**Quoted passage**

+++

Oh, it’s just too perfect. At 7:15 on the opening night of Nerds, a musical about Bill Gates and Steve Jobs, PTC Producing Artistic Director Sara Garonzik came out to announce apologetically that they were running late due to technical difficulties. (Don’t worry – five minutes later, the curtain went up, and the show, which involves considerable computer-generated scenic wizardry, came off without a hitch.)
Nerds takes on nothing less than the invention of the personal computer, and pretty much everything that follows from that. As the title suggests, the show is closer to good-natured blasphemy than hagiography, and its particular focus is the Gates/Jobs rivalry. Beginning in 1975, when the two men were just starting on their long roads to fame and fortune, Nerds follows the story to the present day. (Acknowledging Jobs’ death, his final appearance here in the finale is as a heavenly presence, not unlike Grease’s Teen Angel).
It’s a great premise for a musical, and there’s a lot to like about the show, which bubbles with energy and enthusiasm. The music is not always memorable, and the jokes are unreliable – I’d estimate the hit-to-miss ratio at roughly two-to-one – but most of the time, Nerds is jolly good fun.
As pretty much the entire world knows, Jobs became staggeringly rich. Gates is even richer, but Jobs was the glamorous one. Still, I’m not sure the comparison between them should seem quite as lopsided as it does here. Stanley Bahorek, who plays Gates, sings well, but goes perhaps too far in suggesting Gates’ famously charisma-free personality. On the other side, Matt Bradley (Jobs) steals every scene he’s in with a deliciously droll performance that’s equal parts sexy pothead and sleazy huckster. Benny Elledge is also delightful as the weird-but-likeable Steve Wozniak, who was Jobs’ closest ally. Every moment these two take to the stage, the show lights up.
It should also be said that the stage literally lights up – a lot. Many audience members will remember Nerds from 2007, when an earlier version done by PTC in their old digs at the Plays and Players Theatre became the surprise hit of the season. (Full disclosure – I was one of its many fans.) The stagecraft available there was pretty much bare bones; the new production at the swanky Suzanne Roberts Theatre utilizes a wide array of sophisticated (and, no doubt, computerized) and often dazzling design elements. This Nerds looks like a million bucks.

+++

**Excerpted records**

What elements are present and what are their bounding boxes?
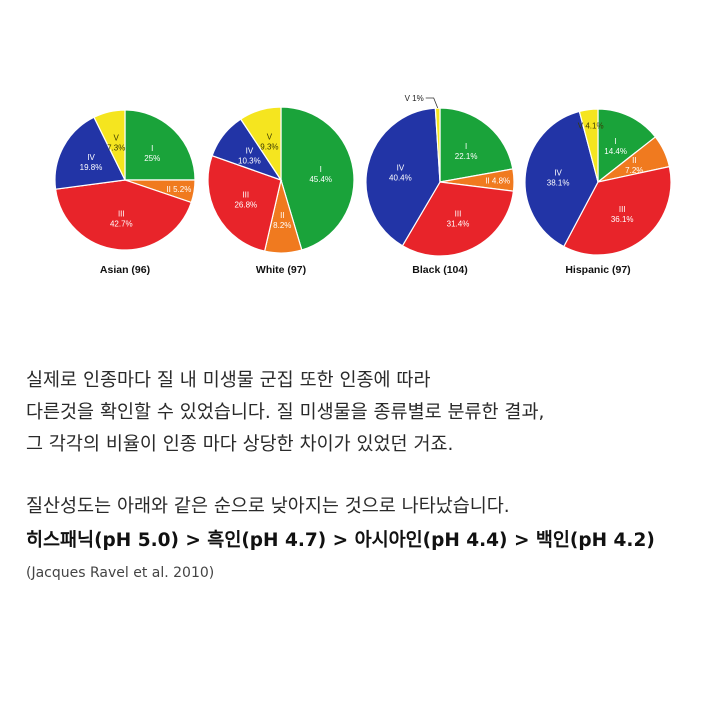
slice-value: 8.2% [273,221,291,230]
slice-name: V [267,133,273,142]
callout-line [425,97,439,109]
slice-value: 26.8% [234,200,257,209]
pie-slice-iii [401,181,515,257]
slice-value: 36.1% [611,215,634,224]
paragraph-line: 그 각각의 비율이 인종 마다 상당한 차이가 있었던 거죠. [26,434,454,455]
slice-label: V 1% [405,94,424,103]
slice-label: II 5.2% [166,185,191,194]
pie-slice-iv [365,107,441,247]
article-text: 실제로 인종마다 질 내 미생물 군집 또한 인종에 따라 다른것을 확인할 수… [26,365,706,585]
slice-value: 19.8% [80,163,103,172]
slice-name: I [465,142,467,151]
slice-name: V [114,134,120,143]
slice-name: III [118,209,125,218]
pie-title: Hispanic (97) [565,264,630,276]
slice-name: IV [554,168,562,177]
pie-slice-v [93,109,126,181]
pie-slice-iv [524,110,599,248]
pie-slice-iii [54,179,193,251]
slice-name: I [320,165,322,174]
slice-name: II [632,156,636,165]
pie-title: Asian (96) [100,264,150,276]
pie-slice-v [434,107,441,183]
pie-title: Black (104) [412,264,467,276]
slice-value: 14.4% [604,147,627,156]
slice-value: 10.3% [238,156,261,165]
slice-label: II 4.8% [485,177,510,186]
slice-label: V 4.1% [578,122,604,131]
pie-slice-i [280,106,355,251]
slice-name: I [614,137,616,146]
slice-name: I [151,144,153,153]
pie-slice-i [597,108,657,184]
pie-title: White (97) [256,264,306,276]
pie-slice-iii [562,165,672,256]
pie-slice-v [578,108,599,183]
paragraph-line: 다른것을 확인할 수 있었습니다. 질 미생물을 종류별로 분류한 결과, [26,402,545,423]
pie-slice-v [239,106,282,182]
pie-slice-i [439,107,514,183]
pie-slice-i [124,109,196,181]
slice-value: 22.1% [455,152,478,161]
slice-value: 7.2% [625,166,643,175]
slice-name: II [280,211,284,220]
slice-value: 42.7% [110,219,133,228]
slice-name: III [455,210,462,219]
slice-value: 25% [144,154,160,163]
slice-value: 9.3% [260,143,278,152]
slice-value: 38.1% [547,178,570,187]
slice-name: IV [246,146,254,155]
paragraph-line: 질산성도는 아래와 같은 순으로 낮아지는 것으로 나타났습니다. [26,496,510,517]
slice-name: IV [87,153,95,162]
slice-name: III [619,205,626,214]
slice-name: III [242,190,249,199]
slice-value: 40.4% [389,174,412,183]
ph-ranking: 히스패닉(pH 5.0) > 흑인(pH 4.7) > 아시아인(pH 4.4)… [26,530,655,551]
paragraph-line: 실제로 인종마다 질 내 미생물 군집 또한 인종에 따라 [26,370,431,391]
citation: (Jacques Ravel et al. 2010) [26,565,215,581]
slice-name: IV [397,164,405,173]
pie-slice-iv [54,116,126,190]
slice-value: 45.4% [309,175,332,184]
slice-value: 7.3% [107,144,125,153]
slice-value: 31.4% [447,220,470,229]
pie-slice-iii [207,154,282,252]
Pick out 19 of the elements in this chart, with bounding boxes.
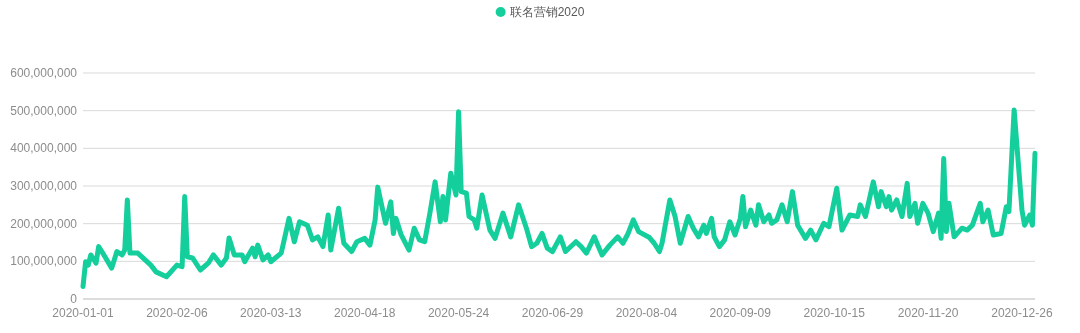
x-tick-label: 2020-12-26 <box>991 306 1053 320</box>
x-tick-label: 2020-04-18 <box>333 306 396 320</box>
x-tick-label: 2020-10-15 <box>803 306 866 320</box>
y-tick-label: 300,000,000 <box>10 179 78 193</box>
y-tick-label: 200,000,000 <box>10 216 78 231</box>
x-tick-label: 2020-05-24 <box>427 306 490 320</box>
x-tick-label: 2020-11-20 <box>897 306 959 320</box>
x-tick-label: 2020-02-06 <box>146 306 208 320</box>
legend-label: 联名营销2020 <box>509 5 585 19</box>
x-tick-label: 2020-09-09 <box>709 306 772 320</box>
y-tick-label: 500,000,000 <box>10 103 78 118</box>
y-tick-label: 0 <box>70 292 78 306</box>
x-tick-label: 2020-06-29 <box>521 306 584 320</box>
y-tick-label: 600,000,000 <box>10 66 78 80</box>
x-tick-label: 2020-03-13 <box>240 306 302 320</box>
x-tick-label: 2020-01-01 <box>52 306 115 320</box>
y-tick-label: 100,000,000 <box>10 254 78 269</box>
y-tick-label: 400,000,000 <box>10 141 78 156</box>
x-tick-label: 2020-08-04 <box>615 306 678 320</box>
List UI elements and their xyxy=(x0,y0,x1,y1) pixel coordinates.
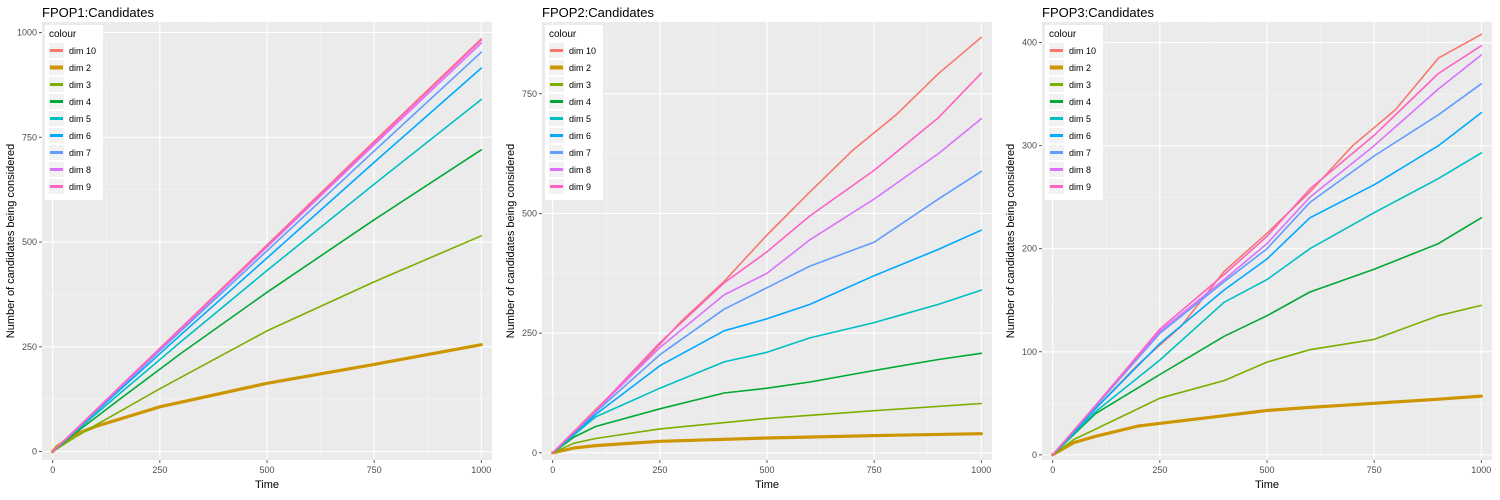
legend-label: dim 7 xyxy=(69,148,91,158)
series-line-dim-2 xyxy=(1051,394,1483,457)
legend-label: dim 8 xyxy=(569,165,591,175)
x-tick-label: 1000 xyxy=(971,465,991,475)
series-line-dim-2 xyxy=(551,432,983,455)
y-tick-label: 0 xyxy=(32,447,37,457)
legend-label: dim 9 xyxy=(569,182,591,192)
legend-label: dim 10 xyxy=(569,46,596,56)
legend-label: dim 5 xyxy=(1069,114,1091,124)
y-tick-label: 250 xyxy=(522,328,537,338)
y-tick-label: 0 xyxy=(532,448,537,458)
series-line-dim-3 xyxy=(1051,304,1483,456)
series-line-dim-7 xyxy=(551,170,983,454)
legend-label: dim 4 xyxy=(569,97,591,107)
legend-label: dim 6 xyxy=(569,131,591,141)
x-tick-label: 250 xyxy=(1152,465,1167,475)
legend-label: dim 8 xyxy=(1069,165,1091,175)
legend-title: colour xyxy=(49,29,77,40)
x-axis-title: Time xyxy=(1255,479,1279,491)
legend-label: dim 6 xyxy=(69,131,91,141)
x-tick-label: 500 xyxy=(1259,465,1274,475)
chart-title: FPOP3:Candidates xyxy=(1042,5,1155,20)
panel-fpop3: FPOP3:Candidates 0 250 500 750 1000 0 100 200 300… xyxy=(1005,5,1492,491)
x-axis-title: Time xyxy=(255,479,279,491)
x-tick-label: 500 xyxy=(259,465,274,475)
y-tick-label: 750 xyxy=(22,132,37,142)
x-tick-label: 1000 xyxy=(1471,465,1491,475)
y-tick-label: 500 xyxy=(522,208,537,218)
series-line-dim-5 xyxy=(1051,152,1483,456)
y-axis-title: Number of candidates being considered xyxy=(5,144,17,338)
x-tick-label: 250 xyxy=(652,465,667,475)
legend-label: dim 9 xyxy=(69,182,91,192)
x-tick-label: 750 xyxy=(367,465,382,475)
legend-title: colour xyxy=(1049,29,1077,40)
x-tick-label: 750 xyxy=(867,465,882,475)
x-tick-label: 1000 xyxy=(471,465,491,475)
legend-label: dim 7 xyxy=(569,148,591,158)
y-tick-label: 100 xyxy=(1022,347,1037,357)
series-line-dim-6 xyxy=(1051,111,1483,456)
x-tick-label: 0 xyxy=(50,465,55,475)
series-line-dim-3 xyxy=(51,235,483,453)
y-tick-label: 250 xyxy=(22,342,37,352)
y-axis-title: Number of candidates being considered xyxy=(1005,144,1017,338)
series-line-dim-6 xyxy=(551,229,983,454)
y-tick-label: 300 xyxy=(1022,141,1037,151)
y-tick-label: 500 xyxy=(22,237,37,247)
x-tick-label: 0 xyxy=(550,465,555,475)
legend-label: dim 10 xyxy=(69,46,96,56)
legend-label: dim 4 xyxy=(1069,97,1091,107)
legend-label: dim 4 xyxy=(69,97,91,107)
x-axis-title: Time xyxy=(755,479,779,491)
series-line-dim-4 xyxy=(51,149,483,453)
series-line-dim-8 xyxy=(551,117,983,454)
legend-label: dim 3 xyxy=(69,80,91,90)
y-tick-label: 750 xyxy=(522,89,537,99)
legend-label: dim 3 xyxy=(569,80,591,90)
x-tick-label: 250 xyxy=(152,465,167,475)
y-tick-label: 0 xyxy=(1032,450,1037,460)
legend-label: dim 5 xyxy=(569,114,591,124)
y-tick-label: 200 xyxy=(1022,244,1037,254)
y-axis-title: Number of candidates being considered xyxy=(505,144,517,338)
series-line-dim-4 xyxy=(1051,217,1483,456)
series-line-dim-5 xyxy=(551,289,983,454)
x-tick-label: 500 xyxy=(759,465,774,475)
legend-label: dim 5 xyxy=(69,114,91,124)
series-line-dim-3 xyxy=(551,402,983,454)
x-tick-label: 0 xyxy=(1050,465,1055,475)
chart-title: FPOP1:Candidates xyxy=(42,5,155,20)
legend-label: dim 2 xyxy=(1069,63,1091,73)
legend-label: dim 2 xyxy=(69,63,91,73)
legend-label: dim 8 xyxy=(69,165,91,175)
legend-label: dim 3 xyxy=(1069,80,1091,90)
series-line-dim-9 xyxy=(1051,44,1483,456)
panel-fpop1: FPOP1:Candidates 0 250 500 750 1000 0 250 500 750… xyxy=(5,5,492,491)
chart-title: FPOP2:Candidates xyxy=(542,5,655,20)
legend-label: dim 10 xyxy=(1069,46,1096,56)
y-tick-label: 1000 xyxy=(17,27,37,37)
legend-label: dim 6 xyxy=(1069,131,1091,141)
legend-label: dim 9 xyxy=(1069,182,1091,192)
legend-label: dim 2 xyxy=(569,63,591,73)
legend-title: colour xyxy=(549,29,577,40)
series-line-dim-9 xyxy=(551,72,983,454)
legend-label: dim 7 xyxy=(1069,148,1091,158)
series-line-dim-9 xyxy=(51,39,483,453)
series-line-dim-4 xyxy=(551,352,983,454)
x-tick-label: 750 xyxy=(1367,465,1382,475)
series-line-dim-7 xyxy=(1051,83,1483,456)
panel-fpop2: FPOP2:Candidates 0 250 500 750 1000 0 250 500 750… xyxy=(505,5,992,491)
y-tick-label: 400 xyxy=(1022,38,1037,48)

+++

Please type out the part of the Nerds review starting with "Nerds takes on" and going on through "Grease’s Teen Angel).", word for word.

**Exercise response**
Nerds takes on nothing less than the invention of the personal computer, and pretty much everything that follows from that. As the title suggests, the show is closer to good-natured blasphemy than hagiography, and its particular focus is the Gates/Jobs rivalry. Beginning in 1975, when the two men were just starting on their long roads to fame and fortune, Nerds follows the story to the present day. (Acknowledging Jobs’ death, his final appearance here in the finale is as a heavenly presence, not unlike Grease’s Teen Angel).